Stored records>
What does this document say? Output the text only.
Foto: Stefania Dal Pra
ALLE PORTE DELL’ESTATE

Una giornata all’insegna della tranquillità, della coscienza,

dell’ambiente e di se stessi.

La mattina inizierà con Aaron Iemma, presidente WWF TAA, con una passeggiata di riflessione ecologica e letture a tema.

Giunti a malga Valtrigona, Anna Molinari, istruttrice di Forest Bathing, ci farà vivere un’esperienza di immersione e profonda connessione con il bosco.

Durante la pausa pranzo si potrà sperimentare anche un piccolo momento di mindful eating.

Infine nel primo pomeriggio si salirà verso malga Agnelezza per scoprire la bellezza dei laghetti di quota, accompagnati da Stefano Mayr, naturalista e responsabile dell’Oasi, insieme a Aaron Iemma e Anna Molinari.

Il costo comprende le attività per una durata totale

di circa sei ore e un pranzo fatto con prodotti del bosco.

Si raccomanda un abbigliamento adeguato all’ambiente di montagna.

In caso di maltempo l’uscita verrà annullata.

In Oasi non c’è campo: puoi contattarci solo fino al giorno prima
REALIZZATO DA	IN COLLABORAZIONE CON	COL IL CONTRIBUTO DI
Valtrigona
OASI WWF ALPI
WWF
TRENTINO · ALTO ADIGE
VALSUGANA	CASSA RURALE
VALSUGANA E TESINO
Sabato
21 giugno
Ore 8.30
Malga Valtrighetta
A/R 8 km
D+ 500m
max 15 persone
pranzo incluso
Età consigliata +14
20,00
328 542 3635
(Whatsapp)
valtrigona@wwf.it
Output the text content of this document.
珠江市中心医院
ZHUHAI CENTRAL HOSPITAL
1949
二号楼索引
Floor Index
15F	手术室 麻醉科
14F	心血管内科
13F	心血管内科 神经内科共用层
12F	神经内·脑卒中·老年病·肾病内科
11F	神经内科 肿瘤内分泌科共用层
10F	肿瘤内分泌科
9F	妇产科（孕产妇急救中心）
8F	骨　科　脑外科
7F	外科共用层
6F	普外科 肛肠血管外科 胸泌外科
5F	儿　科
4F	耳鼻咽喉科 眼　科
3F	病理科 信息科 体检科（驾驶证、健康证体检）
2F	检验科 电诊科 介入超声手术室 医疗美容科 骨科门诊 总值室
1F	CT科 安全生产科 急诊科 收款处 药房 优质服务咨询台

What is required> Word for word, write out all of the data above.

The solution>
What does this document say? Output the text only.
Foto: Stefania Dal Pra
ALLE PORTE DELL’ESTATE

Una giornata all’insegna della tranquillità, della coscienza,

dell’ambiente e di se stessi.

La mattina inizierà con Aaron Iemma, presidente WWF TAA, con una passeggiata di riflessione ecologica e letture a tema.

Giunti a malga Valtrigona, Anna Molinari, istruttrice di Forest Bathing, ci farà vivere un’esperienza di immersione e profonda connessione con il bosco.

Durante la pausa pranzo si potrà sperimentare anche un piccolo momento di mindful eating.

Infine nel primo pomeriggio si salirà verso malga Agnelezza per scoprire la bellezza dei laghetti di quota, accompagnati da Stefano Mayr, naturalista e responsabile dell’Oasi, insieme a Aaron Iemma e Anna Molinari.

Il costo comprende le attività per una durata totale

di circa sei ore e un pranzo fatto con prodotti del bosco.

Si raccomanda un abbigliamento adeguato all’ambiente di montagna.

In caso di maltempo l’uscita verrà annullata.

In Oasi non c’è campo: puoi contattarci solo fino al giorno prima
REALIZZATO DA	IN COLLABORAZIONE CON	COL IL CONTRIBUTO DI
Valtrigona
OASI WWF ALPI
WWF
TRENTINO · ALTO ADIGE
VALSUGANA	CASSA RURALE
VALSUGANA E TESINO
Sabato
21 giugno
Ore 8.30
Malga Valtrighetta
A/R 8 km
D+ 500m
max 15 persone
pranzo incluso
Età consigliata +14
20,00
328 542 3635
(Whatsapp)
valtrigona@wwf.it
Output the text content of this document.
珠江市中心医院
ZHUHAI CENTRAL HOSPITAL
1949
二号楼索引
Floor Index
15F	手术室 麻醉科
14F	心血管内科
13F	心血管内科 神经内科共用层
12F	神经内·脑卒中·老年病·肾病内科
11F	神经内科 肿瘤内分泌科共用层
10F	肿瘤内分泌科
9F	妇产科（孕产妇急救中心）
8F	骨　科　脑外科
7F	外科共用层
6F	普外科 肛肠血管外科 胸泌外科
5F	儿　科
4F	耳鼻咽喉科 眼　科
3F	病理科 信息科 体检科（驾驶证、健康证体检）
2F	检验科 电诊科 介入超声手术室 医疗美容科 骨科门诊 总值室
1F	CT科 安全生产科 急诊科 收款处 药房 优质服务咨询台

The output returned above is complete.